Collection entries
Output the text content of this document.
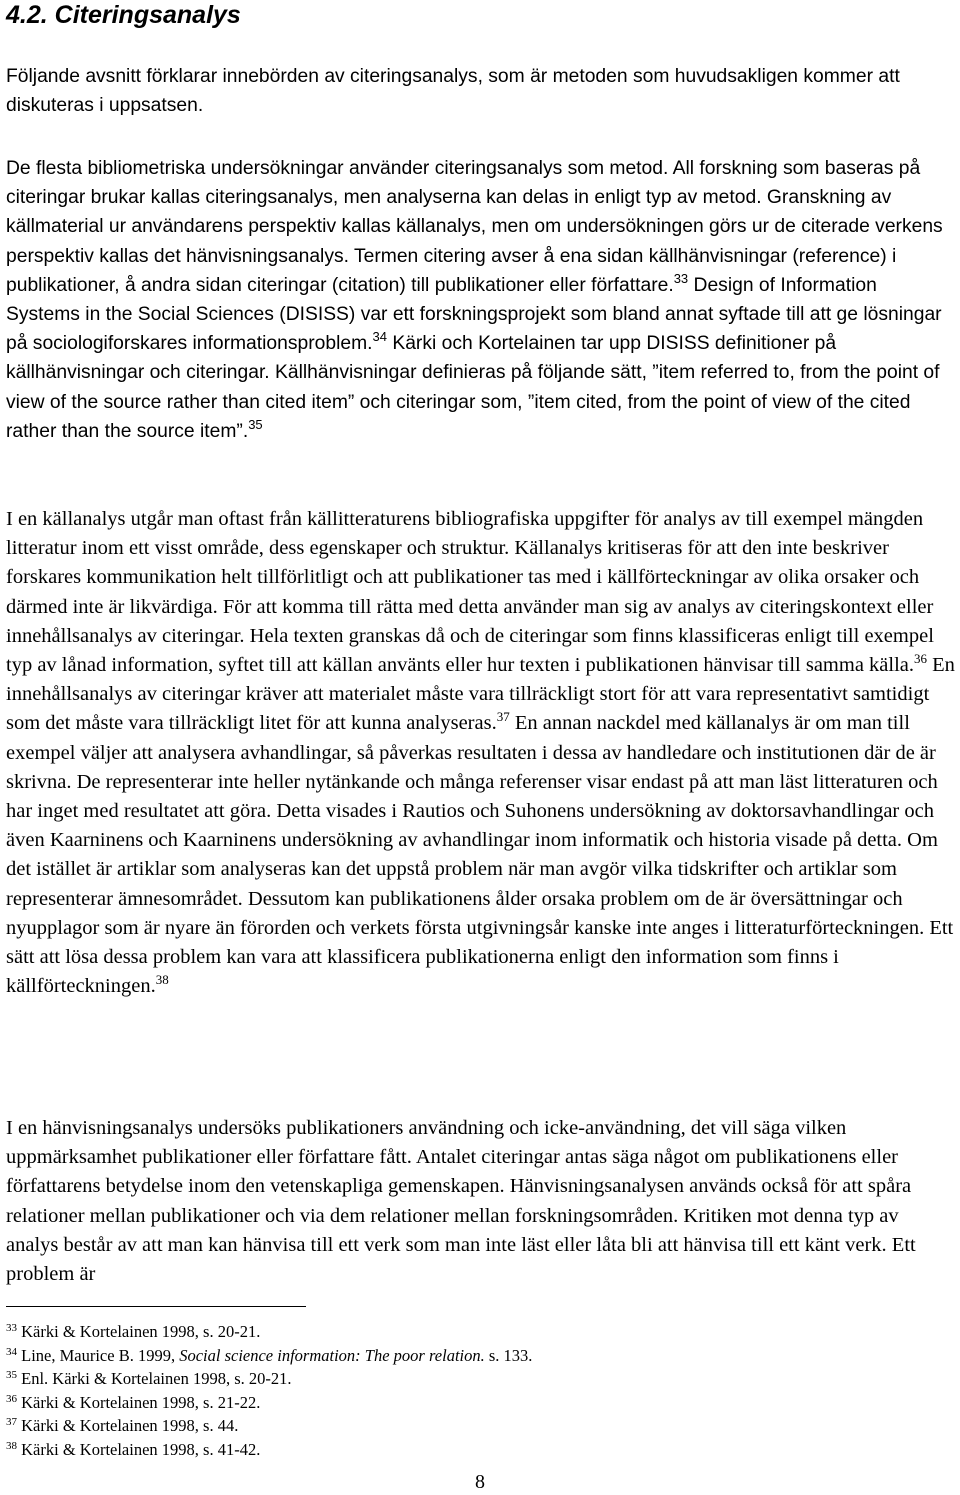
4.2. Citeringsanalys

Följande avsnitt förklarar innebörden av citeringsanalys, som är metoden som huvudsakligen kommer att diskuteras i uppsatsen.

De flesta bibliometriska undersökningar använder citeringsanalys som metod. All forskning som baseras på citeringar brukar kallas citeringsanalys, men analyserna kan delas in enligt typ av metod. Granskning av källmaterial ur användarens perspektiv kallas källanalys, men om undersökningen görs ur de citerade verkens perspektiv kallas det hänvisningsanalys. Termen citering avser å ena sidan källhänvisningar (reference) i publikationer, å andra sidan citeringar (citation) till publikationer eller författare.$^{33}$ Design of Information Systems in the Social Sciences (DISISS) var ett forskningsprojekt som bland annat syftade till att ge lösningar på sociologiforskares informationsproblem.$^{34}$ Kärki och Kortelainen tar upp DISISS definitioner på källhänvisningar och citeringar. Källhänvisningar definieras på följande sätt, ”item referred to, from the point of view of the source rather than cited item” och citeringar som, ”item cited, from the point of view of the cited rather than the source item”.$^{35}$

I en källanalys utgår man oftast från källitteraturens bibliografiska uppgifter för analys av till exempel mängden litteratur inom ett visst område, dess egenskaper och struktur. Källanalys kritiseras för att den inte beskriver forskares kommunikation helt tillförlitligt och att publikationer tas med i källförteckningar av olika orsaker och därmed inte är likvärdiga. För att komma till rätta med detta använder man sig av analys av citeringskontext eller innehållsanalys av citeringar. Hela texten granskas då och de citeringar som finns klassificeras enligt till exempel typ av lånad information, syftet till att källan använts eller hur texten i publikationen hänvisar till samma källa.$^{36}$ En innehållsanalys av citeringar kräver att materialet måste vara tillräckligt stort för att vara representativt samtidigt som det måste vara tillräckligt litet för att kunna analyseras.$^{37}$ En annan nackdel med källanalys är om man till exempel väljer att analysera avhandlingar, så påverkas resultaten i dessa av handledare och institutionen där de är skrivna. De representerar inte heller nytänkande och många referenser visar endast på att man läst litteraturen och har inget med resultatet att göra. Detta visades i Rautios och Suhonens undersökning av doktorsavhandlingar och även Kaarninens och Kaarninens undersökning av avhandlingar inom informatik och historia visade på detta. Om det istället är artiklar som analyseras kan det uppstå problem när man avgör vilka tidskrifter och artiklar som representerar ämnesområdet. Dessutom kan publikationens ålder orsaka problem om de är översättningar och nyupplagor som är nyare än förorden och verkets första utgivningsår kanske inte anges i litteraturförteckningen. Ett sätt att lösa dessa problem kan vara att klassificera publikationerna enligt den information som finns i källförteckningen.$^{38}$

I en hänvisningsanalys undersöks publikationers användning och icke-användning, det vill säga vilken uppmärksamhet publikationer eller författare fått. Antalet citeringar antas säga något om publikationens eller författarens betydelse inom den vetenskapliga gemenskapen. Hänvisningsanalysen används också för att spåra relationer mellan publikationer och via dem relationer mellan forskningsområden. Kritiken mot denna typ av analys består av att man kan hänvisa till ett verk som man inte läst eller låta bli att hänvisa till ett känt verk. Ett problem är

$^{33}$ Kärki & Kortelainen 1998, s. 20-21.
$^{34}$ Line, Maurice B. 1999, Social science information: The poor relation. s. 133.
$^{35}$ Enl. Kärki & Kortelainen 1998, s. 20-21.
$^{36}$ Kärki & Kortelainen 1998, s. 21-22.
$^{37}$ Kärki & Kortelainen 1998, s. 44.
$^{38}$ Kärki & Kortelainen 1998, s. 41-42.
8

What the exercise asks — Go through the material above and count the lines that contain "Kortelainen"; answer with the number alone.

Correct result — 6